**WORK TO DO:** Transcribe the listing in full, excluding any pictures.

**WORKING DATA:**
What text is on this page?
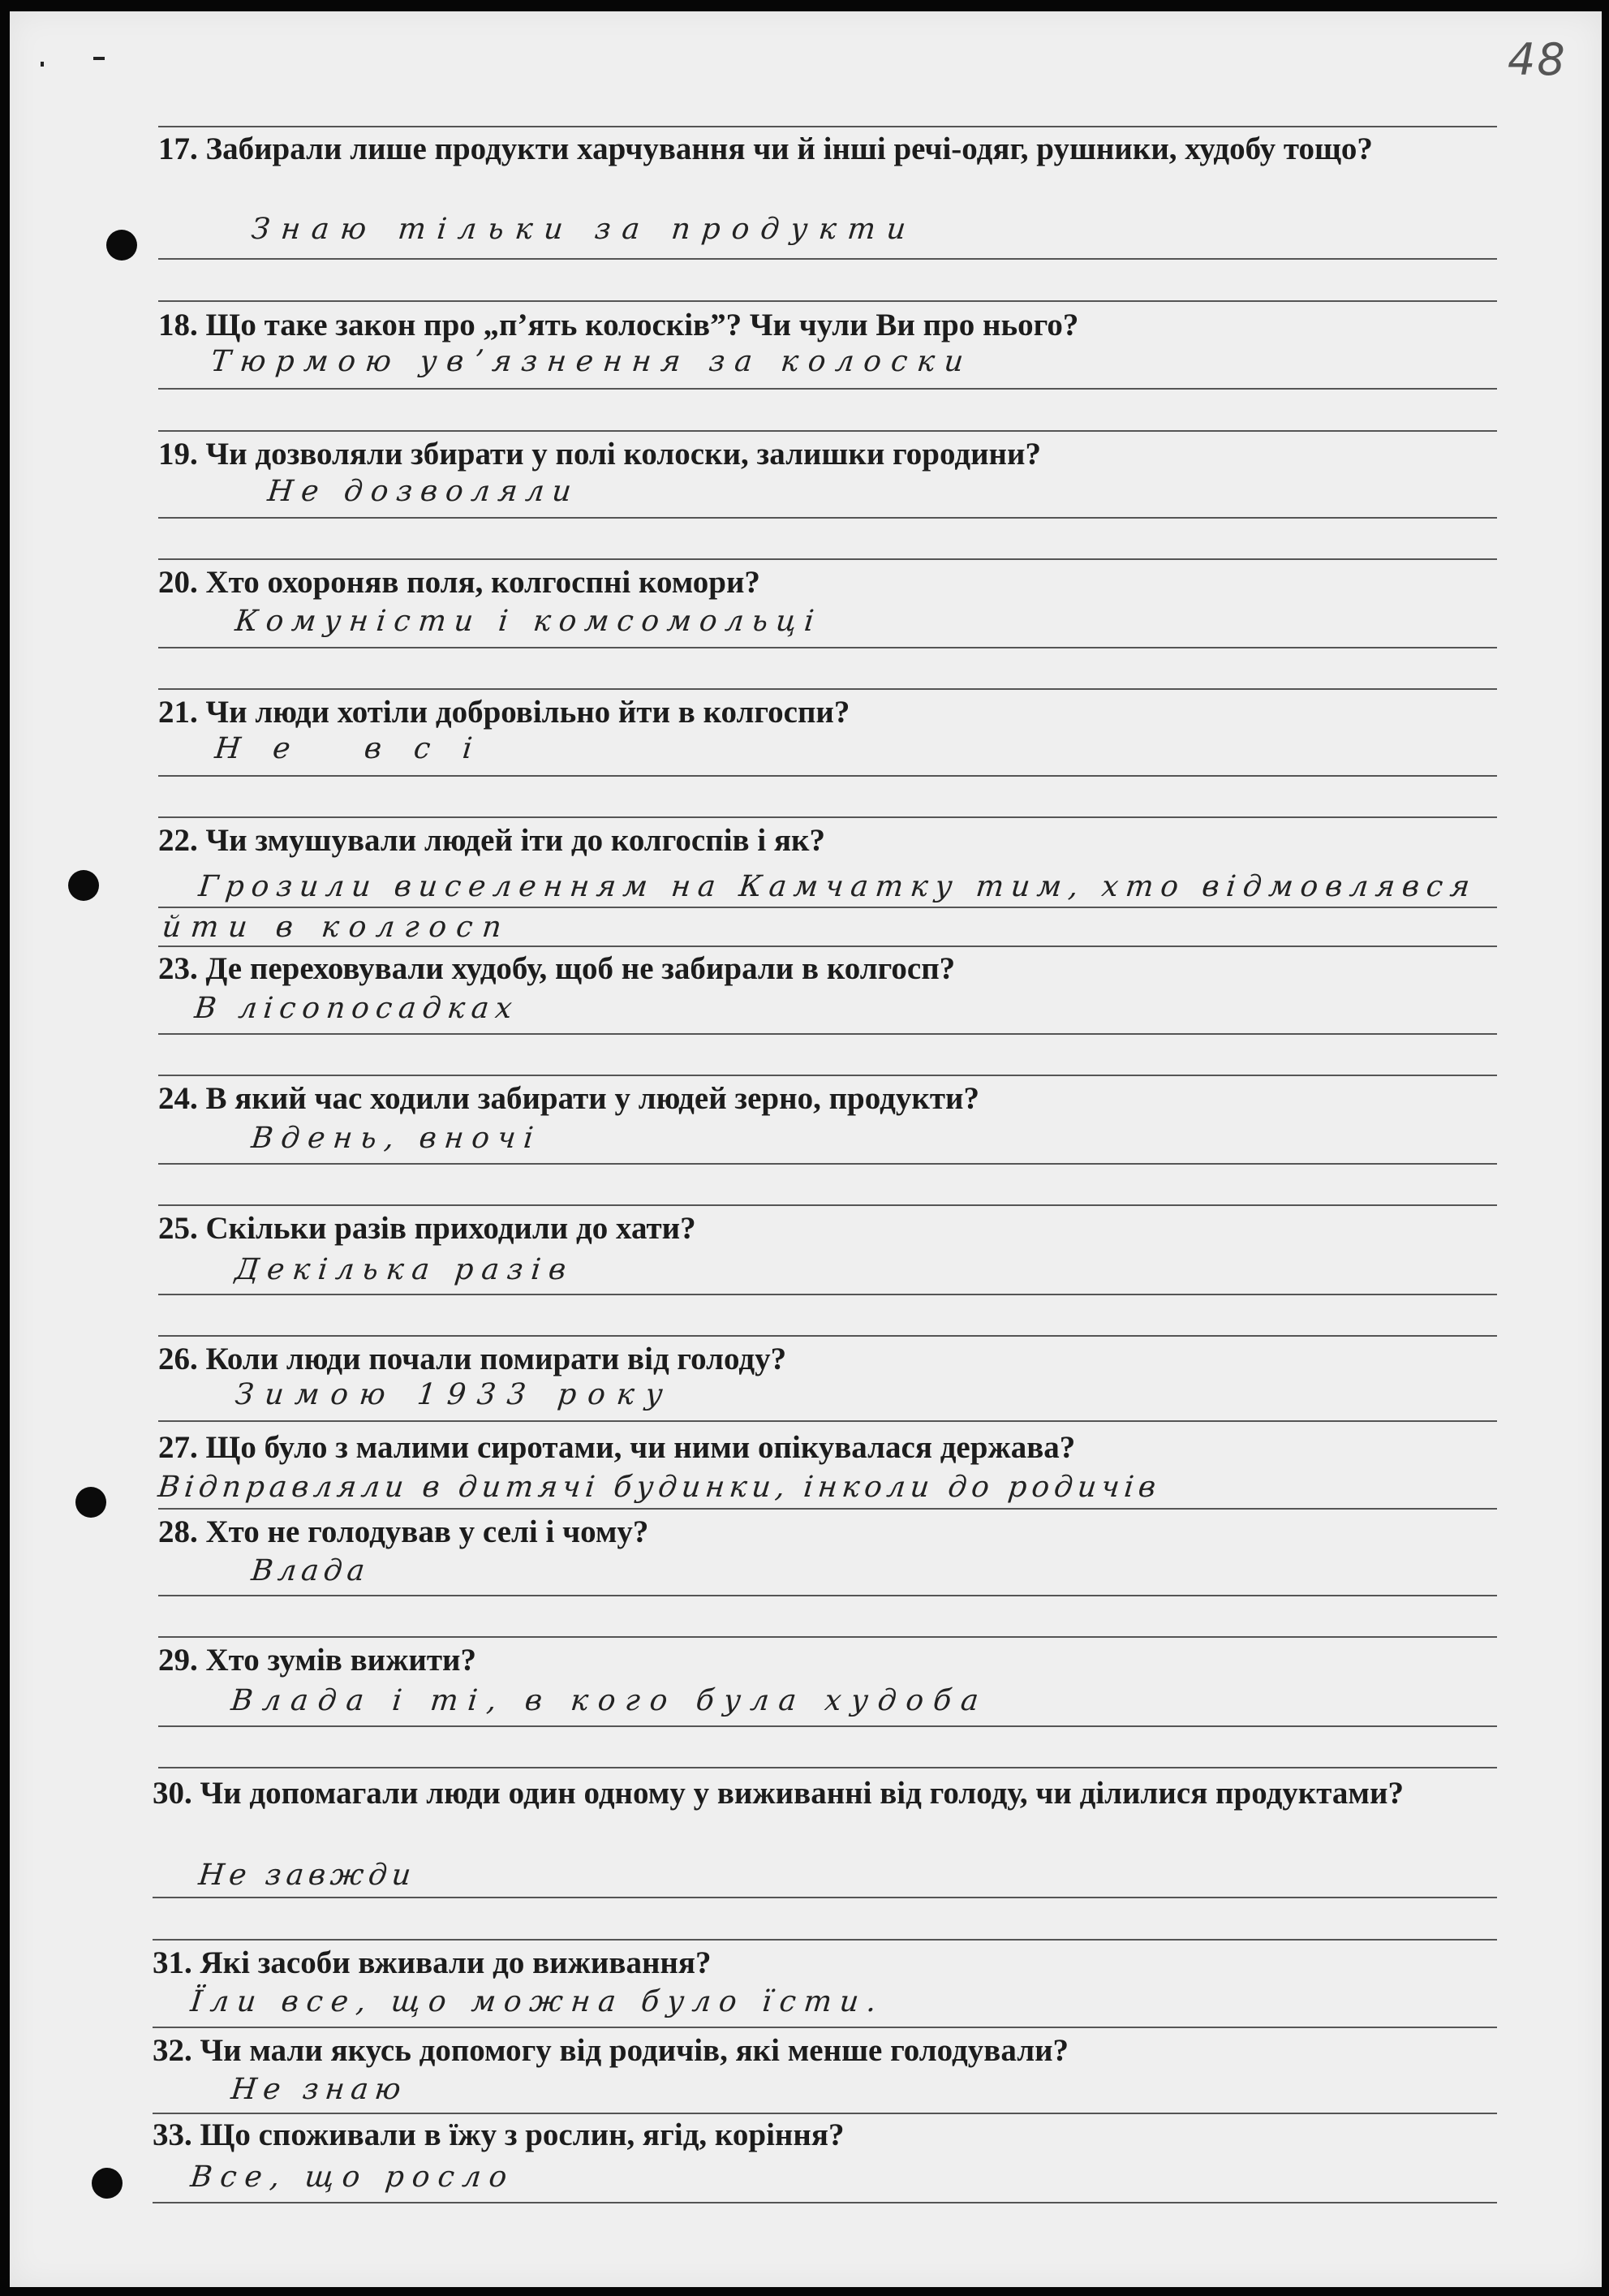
48
17. Забирали лише продукти харчування чи й інші речі-одяг, рушники, худобу тощо?
Знаю тільки за продукти
18. Що таке закон про „п’ять колосків”? Чи чули Ви про нього?
Тюрмою увʼязнення за колоски
19. Чи дозволяли збирати у полі колоски, залишки городини?
Не дозволяли
20. Хто охороняв поля, колгоспні комори?
Комуністи і комсомольці
21. Чи люди хотіли добровільно йти в колгоспи?
Не всі
22. Чи змушували людей іти до колгоспів і як?
Грозили виселенням на Камчатку тим, хто відмовлявся
йти в колгосп
23. Де переховували худобу, щоб не забирали в колгосп?
В лісопосадках
24. В який час ходили забирати у людей зерно, продукти?
Вдень, вночі
25. Скільки разів приходили до хати?
Декілька разів
26. Коли люди почали помирати від голоду?
Зимою 1933 року
27. Що було з малими сиротами, чи ними опікувалася держава?
Відправляли в дитячі будинки, інколи до родичів
28. Хто не голодував у селі і чому?
Влада
29. Хто зумів вижити?
Влада і ті, в кого була худоба
30. Чи допомагали люди один одному у виживанні від голоду, чи ділилися продуктами?
Не завжди
31. Які засоби вживали до виживання?
Їли все, що можна було їсти.
32. Чи мали якусь допомогу від родичів, які менше голодували?
Не знаю
33. Що споживали в їжу з рослин, ягід, коріння?
Все, що росло
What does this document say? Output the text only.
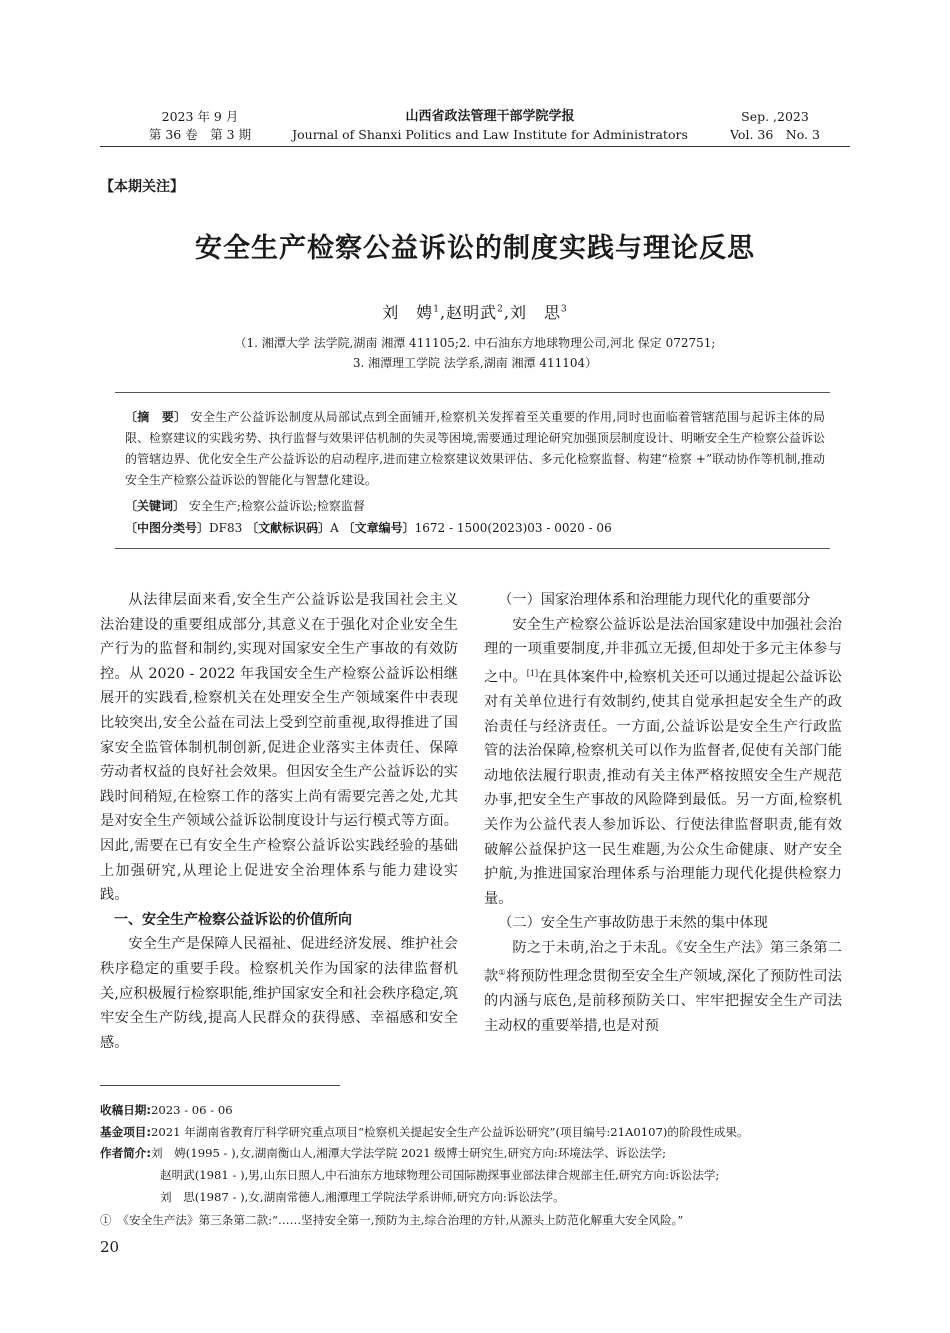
2023 年 9 月
第 36 卷　第 3 期
山西省政法管理干部学院学报
Journal of Shanxi Politics and Law Institute for Administrators
Sep. ,2023
Vol. 36　No. 3
【本期关注】
安全生产检察公益诉讼的制度实践与理论反思
刘　娉$^1$,赵明武$^2$,刘　思$^3$
（1. 湘潭大学 法学院,湖南 湘潭 411105;2. 中石油东方地球物理公司,河北 保定 072751;
3. 湘潭理工学院 法学系,湖南 湘潭 411104）
〔摘　要〕 安全生产公益诉讼制度从局部试点到全面铺开,检察机关发挥着至关重要的作用,同时也面临着管辖范围与起诉主体的局限、检察建议的实践劣势、执行监督与效果评估机制的失灵等困境,需要通过理论研究加强顶层制度设计、明晰安全生产检察公益诉讼的管辖边界、优化安全生产公益诉讼的启动程序,进而建立检察建议效果评估、多元化检察监督、构建“检察 +”联动协作等机制,推动安全生产检察公益诉讼的智能化与智慧化建设。
〔关键词〕 安全生产;检察公益诉讼;检察监督
〔中图分类号〕DF83 〔文献标识码〕A 〔文章编号〕1672 - 1500(2023)03 - 0020 - 06

从法律层面来看,安全生产公益诉讼是我国社会主义法治建设的重要组成部分,其意义在于强化对企业安全生产行为的监督和制约,实现对国家安全生产事故的有效防控。从 2020 - 2022 年我国安全生产检察公益诉讼相继展开的实践看,检察机关在处理安全生产领域案件中表现比较突出,安全公益在司法上受到空前重视,取得推进了国家安全监管体制机制创新,促进企业落实主体责任、保障劳动者权益的良好社会效果。但因安全生产公益诉讼的实践时间稍短,在检察工作的落实上尚有需要完善之处,尤其是对安全生产领域公益诉讼制度设计与运行模式等方面。因此,需要在已有安全生产检察公益诉讼实践经验的基础上加强研究,从理论上促进安全治理体系与能力建设实践。

一、安全生产检察公益诉讼的价值所向

安全生产是保障人民福祉、促进经济发展、维护社会秩序稳定的重要手段。检察机关作为国家的法律监督机关,应积极履行检察职能,维护国家安全和社会秩序稳定,筑牢安全生产防线,提高人民群众的获得感、幸福感和安全感。

（一）国家治理体系和治理能力现代化的重要部分

安全生产检察公益诉讼是法治国家建设中加强社会治理的一项重要制度,并非孤立无援,但却处于多元主体参与之中。[1]在具体案件中,检察机关还可以通过提起公益诉讼对有关单位进行有效制约,使其自觉承担起安全生产的政治责任与经济责任。一方面,公益诉讼是安全生产行政监管的法治保障,检察机关可以作为监督者,促使有关部门能动地依法履行职责,推动有关主体严格按照安全生产规范办事,把安全生产事故的风险降到最低。另一方面,检察机关作为公益代表人参加诉讼、行使法律监督职责,能有效破解公益保护这一民生难题,为公众生命健康、财产安全护航,为推进国家治理体系与治理能力现代化提供检察力量。

（二）安全生产事故防患于未然的集中体现

防之于未萌,治之于未乱。《安全生产法》第三条第二款①将预防性理念贯彻至安全生产领域,深化了预防性司法的内涵与底色,是前移预防关口、牢牢把握安全生产司法主动权的重要举措,也是对预

收稿日期:2023 - 06 - 06
基金项目:2021 年湖南省教育厅科学研究重点项目“检察机关提起安全生产公益诉讼研究”(项目编号:21A0107)的阶段性成果。
作者简介:刘　娉(1995 - ),女,湖南衡山人,湘潭大学法学院 2021 级博士研究生,研究方向:环境法学、诉讼法学;
赵明武(1981 - ),男,山东日照人,中石油东方地球物理公司国际勘探事业部法律合规部主任,研究方向:诉讼法学;
刘　思(1987 - ),女,湖南常德人,湘潭理工学院法学系讲师,研究方向:诉讼法学。
①　 《安全生产法》第三条第二款:“……坚持安全第一,预防为主,综合治理的方针,从源头上防范化解重大安全风险。”
20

**TASK OUTPUT:**
What text is on this page?
48
17. Забирали лише продукти харчування чи й інші речі-одяг, рушники, худобу тощо?
Знаю тільки за продукти
18. Що таке закон про „п’ять колосків”? Чи чули Ви про нього?
Тюрмою увʼязнення за колоски
19. Чи дозволяли збирати у полі колоски, залишки городини?
Не дозволяли
20. Хто охороняв поля, колгоспні комори?
Комуністи і комсомольці
21. Чи люди хотіли добровільно йти в колгоспи?
Не всі
22. Чи змушували людей іти до колгоспів і як?
Грозили виселенням на Камчатку тим, хто відмовлявся
йти в колгосп
23. Де переховували худобу, щоб не забирали в колгосп?
В лісопосадках
24. В який час ходили забирати у людей зерно, продукти?
Вдень, вночі
25. Скільки разів приходили до хати?
Декілька разів
26. Коли люди почали помирати від голоду?
Зимою 1933 року
27. Що було з малими сиротами, чи ними опікувалася держава?
Відправляли в дитячі будинки, інколи до родичів
28. Хто не голодував у селі і чому?
Влада
29. Хто зумів вижити?
Влада і ті, в кого була худоба
30. Чи допомагали люди один одному у виживанні від голоду, чи ділилися продуктами?
Не завжди
31. Які засоби вживали до виживання?
Їли все, що можна було їсти.
32. Чи мали якусь допомогу від родичів, які менше голодували?
Не знаю
33. Що споживали в їжу з рослин, ягід, коріння?
Все, що росло
What does this document say? Output the text only.
2023 年 9 月
第 36 卷　第 3 期
山西省政法管理干部学院学报
Journal of Shanxi Politics and Law Institute for Administrators
Sep. ,2023
Vol. 36　No. 3
【本期关注】
安全生产检察公益诉讼的制度实践与理论反思
刘　娉$^1$,赵明武$^2$,刘　思$^3$
（1. 湘潭大学 法学院,湖南 湘潭 411105;2. 中石油东方地球物理公司,河北 保定 072751;
3. 湘潭理工学院 法学系,湖南 湘潭 411104）
〔摘　要〕 安全生产公益诉讼制度从局部试点到全面铺开,检察机关发挥着至关重要的作用,同时也面临着管辖范围与起诉主体的局限、检察建议的实践劣势、执行监督与效果评估机制的失灵等困境,需要通过理论研究加强顶层制度设计、明晰安全生产检察公益诉讼的管辖边界、优化安全生产公益诉讼的启动程序,进而建立检察建议效果评估、多元化检察监督、构建“检察 +”联动协作等机制,推动安全生产检察公益诉讼的智能化与智慧化建设。
〔关键词〕 安全生产;检察公益诉讼;检察监督
〔中图分类号〕DF83 〔文献标识码〕A 〔文章编号〕1672 - 1500(2023)03 - 0020 - 06

从法律层面来看,安全生产公益诉讼是我国社会主义法治建设的重要组成部分,其意义在于强化对企业安全生产行为的监督和制约,实现对国家安全生产事故的有效防控。从 2020 - 2022 年我国安全生产检察公益诉讼相继展开的实践看,检察机关在处理安全生产领域案件中表现比较突出,安全公益在司法上受到空前重视,取得推进了国家安全监管体制机制创新,促进企业落实主体责任、保障劳动者权益的良好社会效果。但因安全生产公益诉讼的实践时间稍短,在检察工作的落实上尚有需要完善之处,尤其是对安全生产领域公益诉讼制度设计与运行模式等方面。因此,需要在已有安全生产检察公益诉讼实践经验的基础上加强研究,从理论上促进安全治理体系与能力建设实践。

一、安全生产检察公益诉讼的价值所向

安全生产是保障人民福祉、促进经济发展、维护社会秩序稳定的重要手段。检察机关作为国家的法律监督机关,应积极履行检察职能,维护国家安全和社会秩序稳定,筑牢安全生产防线,提高人民群众的获得感、幸福感和安全感。

（一）国家治理体系和治理能力现代化的重要部分

安全生产检察公益诉讼是法治国家建设中加强社会治理的一项重要制度,并非孤立无援,但却处于多元主体参与之中。[1]在具体案件中,检察机关还可以通过提起公益诉讼对有关单位进行有效制约,使其自觉承担起安全生产的政治责任与经济责任。一方面,公益诉讼是安全生产行政监管的法治保障,检察机关可以作为监督者,促使有关部门能动地依法履行职责,推动有关主体严格按照安全生产规范办事,把安全生产事故的风险降到最低。另一方面,检察机关作为公益代表人参加诉讼、行使法律监督职责,能有效破解公益保护这一民生难题,为公众生命健康、财产安全护航,为推进国家治理体系与治理能力现代化提供检察力量。

（二）安全生产事故防患于未然的集中体现

防之于未萌,治之于未乱。《安全生产法》第三条第二款①将预防性理念贯彻至安全生产领域,深化了预防性司法的内涵与底色,是前移预防关口、牢牢把握安全生产司法主动权的重要举措,也是对预

收稿日期:2023 - 06 - 06
基金项目:2021 年湖南省教育厅科学研究重点项目“检察机关提起安全生产公益诉讼研究”(项目编号:21A0107)的阶段性成果。
作者简介:刘　娉(1995 - ),女,湖南衡山人,湘潭大学法学院 2021 级博士研究生,研究方向:环境法学、诉讼法学;
赵明武(1981 - ),男,山东日照人,中石油东方地球物理公司国际勘探事业部法律合规部主任,研究方向:诉讼法学;
刘　思(1987 - ),女,湖南常德人,湘潭理工学院法学系讲师,研究方向:诉讼法学。
①　 《安全生产法》第三条第二款:“……坚持安全第一,预防为主,综合治理的方针,从源头上防范化解重大安全风险。”
20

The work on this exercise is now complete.